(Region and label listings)
· · · ·

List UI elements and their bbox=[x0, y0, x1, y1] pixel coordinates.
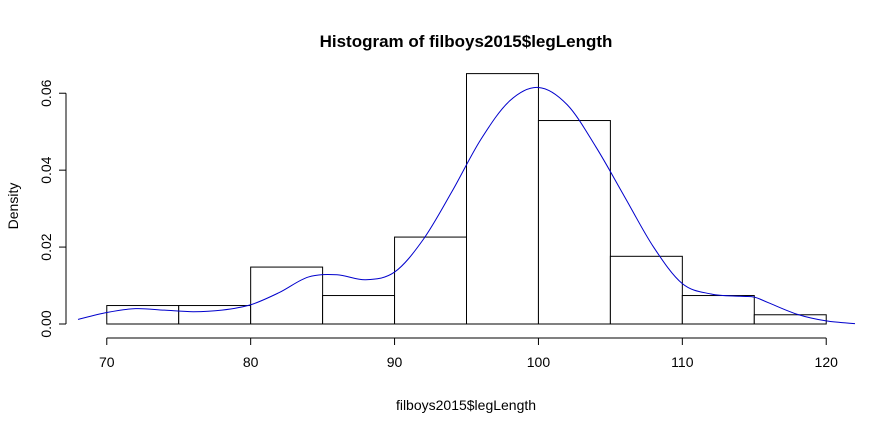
histogram-bar-105-110 bbox=[609, 255, 683, 325]
histogram-bar-110-115 bbox=[681, 295, 755, 325]
y-axis: 0.00 0.02 0.04 0.06 bbox=[38, 79, 67, 338]
histogram-bar-90-95 bbox=[394, 236, 467, 325]
histogram-bar-80-85 bbox=[250, 266, 324, 325]
x-tick-label: 120 bbox=[815, 354, 839, 370]
y-tick-label: 0.04 bbox=[38, 156, 54, 183]
y-tick-label: 0.06 bbox=[38, 79, 54, 106]
histogram-bars bbox=[106, 73, 827, 325]
x-axis-label: filboys2015$legLength bbox=[396, 397, 536, 413]
histogram-bar-95-100 bbox=[466, 73, 539, 325]
histogram-bar-115-120 bbox=[753, 314, 827, 325]
x-axis: 70 80 90 100 110 120 bbox=[99, 337, 839, 370]
x-tick-label: 90 bbox=[387, 354, 403, 370]
x-tick-label: 80 bbox=[243, 354, 259, 370]
y-axis-label: Density bbox=[5, 183, 21, 230]
histogram-bar-85-90 bbox=[322, 295, 396, 325]
y-tick-label: 0.02 bbox=[38, 233, 54, 260]
density-curve-group bbox=[77, 86, 856, 325]
x-tick-label: 100 bbox=[527, 354, 551, 370]
histogram-bar-75-80 bbox=[178, 305, 252, 325]
x-tick-label: 70 bbox=[99, 354, 115, 370]
histogram-bar-100-105 bbox=[537, 120, 611, 325]
y-tick-label: 0.00 bbox=[38, 310, 54, 337]
x-tick-label: 110 bbox=[671, 354, 694, 370]
chart-title: Histogram of filboys2015$legLength bbox=[320, 32, 613, 51]
density-curve bbox=[77, 86, 856, 325]
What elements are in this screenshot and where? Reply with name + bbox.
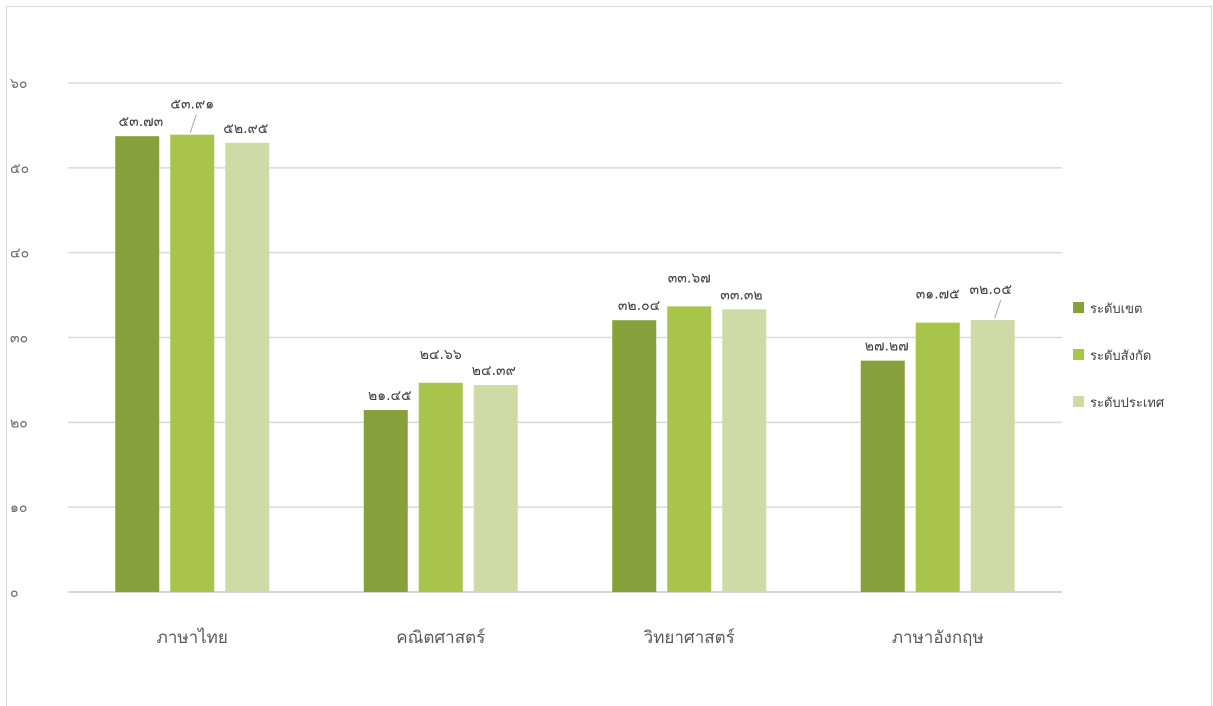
data-label: ๓๓.๓๒ [720, 287, 762, 303]
legend-label: ระดับสังกัด [1090, 349, 1151, 364]
y-tick-label: ๒๐ [10, 415, 28, 431]
chart-frame [6, 6, 1212, 706]
bar [915, 322, 960, 592]
data-label: ๓๒.๐๔ [618, 298, 660, 314]
x-tick-label: ภาษาไทย [157, 627, 228, 648]
bar [722, 309, 767, 592]
x-tick-label: คณิตศาสตร์ [396, 628, 485, 648]
bar [667, 306, 712, 592]
data-label: ๓๒.๐๕ [970, 282, 1012, 298]
legend-label: ระดับประเทศ [1090, 396, 1165, 411]
data-label: ๒๔.๓๙ [472, 363, 516, 379]
leader-line [189, 114, 197, 133]
legend-swatch [1073, 302, 1084, 313]
y-tick-label: ๕๐ [10, 161, 29, 177]
x-tick-label: วิทยาศาสตร์ [643, 628, 735, 648]
bar [860, 360, 905, 592]
y-tick-label: ๓๐ [10, 331, 28, 347]
bar [225, 142, 270, 592]
leader-line [994, 299, 1002, 319]
x-tick-label: ภาษาอังกฤษ [892, 628, 984, 648]
data-label: ๒๔.๖๖ [420, 347, 462, 363]
bar [473, 385, 518, 592]
bar [418, 382, 463, 592]
data-label: ๒๗.๒๗ [865, 339, 909, 355]
data-label: ๕๓.๙๑ [170, 97, 214, 113]
legend-swatch [1073, 349, 1084, 360]
y-tick-label: ๑๐ [10, 500, 27, 516]
data-label: ๕๓.๗๓ [119, 114, 164, 130]
y-tick-label: ๖๐ [10, 76, 27, 92]
bar [115, 136, 160, 593]
bar [170, 134, 215, 592]
bar [363, 410, 408, 592]
legend-swatch [1073, 396, 1084, 407]
y-tick-label: ๐ [10, 585, 19, 601]
data-label: ๓๓.๖๗ [668, 270, 711, 286]
bar [970, 320, 1015, 592]
data-label: ๓๑.๗๕ [916, 287, 960, 303]
data-label: ๕๒.๙๕ [223, 121, 268, 137]
bar [612, 320, 657, 592]
y-tick-label: ๔๐ [10, 246, 29, 262]
data-label: ๒๑.๔๕ [368, 388, 412, 404]
legend-label: ระดับเขต [1090, 302, 1142, 317]
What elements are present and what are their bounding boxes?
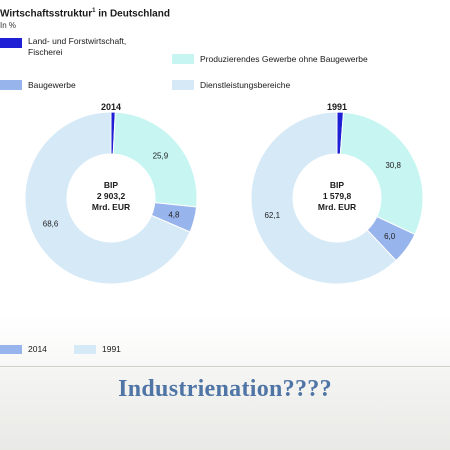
center-label-2014-0: BIP: [104, 180, 119, 190]
data-label-industry-1991: 30,8: [385, 161, 401, 170]
legend-item-services: Dienstleistungsbereiche: [172, 80, 290, 91]
legend-label: Dienstleistungsbereiche: [200, 80, 291, 90]
chart-title-suffix: in Deutschland: [95, 8, 170, 20]
bottom-legend-label: 2014: [28, 344, 47, 354]
divider: [0, 366, 450, 367]
donut-slice-industry-2014: [112, 111, 198, 208]
data-label-services-1991: 62,1: [264, 211, 280, 220]
chart-title: Wirtschaftsstruktur1 in Deutschland: [0, 8, 170, 19]
donut-slice-services-1991: [250, 111, 397, 285]
chart-title-footnote: 1: [92, 8, 96, 14]
legend-label: Baugewerbe: [28, 80, 76, 90]
bottom-legend-item-1991: 1991: [74, 344, 121, 354]
legend-label: Produzierendes Gewerbe ohne Baugewerbe: [200, 54, 368, 64]
data-label-services-2014: 68,6: [43, 219, 59, 228]
slide-caption: Industrienation????: [118, 376, 332, 402]
legend-swatch-construction: [0, 80, 22, 90]
legend-item-industry: Produzierendes Gewerbe ohne Baugewerbe: [172, 54, 368, 65]
legend-label: Land- und Forstwirtschaft, Fischerei: [28, 36, 127, 57]
center-label-1991-2: Mrd. EUR: [318, 202, 356, 212]
center-label-1991-1: 1 579,8: [323, 191, 352, 201]
unit-label: In %: [0, 21, 17, 30]
center-label-2014-1: 2 903,2: [97, 191, 126, 201]
bottom-legend-swatch-2014: [0, 344, 22, 354]
legend-swatch-services: [172, 80, 194, 90]
bottom-legend-item-2014: 2014: [0, 344, 47, 354]
donut-slice-industry-1991: [339, 111, 424, 236]
chart-year-1991: 1991: [327, 102, 347, 112]
data-label-construction-1991: 6,0: [384, 232, 396, 241]
data-label-construction-2014: 4,8: [168, 210, 180, 219]
center-label-2014-2: Mrd. EUR: [92, 202, 130, 212]
legend-item-construction: Baugewerbe: [0, 80, 76, 91]
legend-swatch-agriculture: [0, 38, 22, 48]
chart-figure: Wirtschaftsstruktur1 in Deutschland In %…: [0, 8, 424, 354]
chart-year-2014: 2014: [101, 102, 121, 112]
legend-swatch-industry: [172, 54, 194, 64]
center-label-1991-0: BIP: [330, 180, 345, 190]
donut-slice-services-2014: [24, 111, 191, 285]
slide-footer-area: [0, 368, 450, 450]
legend-item-agriculture: Land- und Forstwirtschaft, Fischerei: [0, 36, 126, 58]
bottom-legend-swatch-1991: [74, 344, 96, 354]
data-label-industry-2014: 25,9: [153, 152, 169, 161]
bottom-legend-label: 1991: [102, 344, 121, 354]
chart-title-text: Wirtschaftsstruktur: [0, 8, 93, 20]
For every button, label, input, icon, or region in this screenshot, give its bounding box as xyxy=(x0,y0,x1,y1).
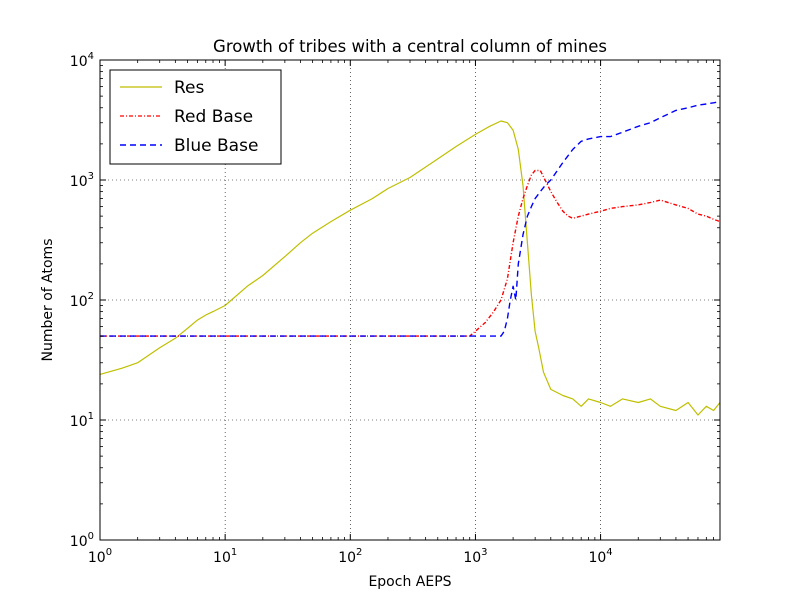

· · · ·

» INSTRUCTIONS TO FOLLOW: Put the lines between the line containing "histogram-bar-105-110 bbox=[609, 255, 683, 325]" and the line containing "y-tick-label: 0.02 bbox=[38, 233, 54, 260]", inclusive, into a JSON list of strings, one string per line, with blank lines left out.

» ANSWER FOR THE TASK:
[
  "histogram-bar-105-110 bbox=[609, 255, 683, 325]",
  "histogram-bar-110-115 bbox=[681, 295, 755, 325]",
  "y-axis: 0.00 0.02 0.04 0.06 bbox=[38, 79, 67, 338]",
  "histogram-bar-90-95 bbox=[394, 236, 467, 325]",
  "histogram-bar-80-85 bbox=[250, 266, 324, 325]",
  "x-tick-label: 120 bbox=[815, 354, 839, 370]",
  "y-tick-label: 0.04 bbox=[38, 156, 54, 183]",
  "y-tick-label: 0.06 bbox=[38, 79, 54, 106]",
  "histogram-bars bbox=[106, 73, 827, 325]",
  "x-axis-label: filboys2015$legLength bbox=[396, 397, 536, 413]",
  "histogram-bar-95-100 bbox=[466, 73, 539, 325]",
  "histogram-bar-115-120 bbox=[753, 314, 827, 325]",
  "x-axis: 70 80 90 100 110 120 bbox=[99, 337, 839, 370]",
  "x-tick-label: 90 bbox=[387, 354, 403, 370]",
  "x-tick-label: 80 bbox=[243, 354, 259, 370]",
  "y-axis-label: Density bbox=[5, 183, 21, 230]",
  "histogram-bar-85-90 bbox=[322, 295, 396, 325]",
  "y-tick-label: 0.02 bbox=[38, 233, 54, 260]"
]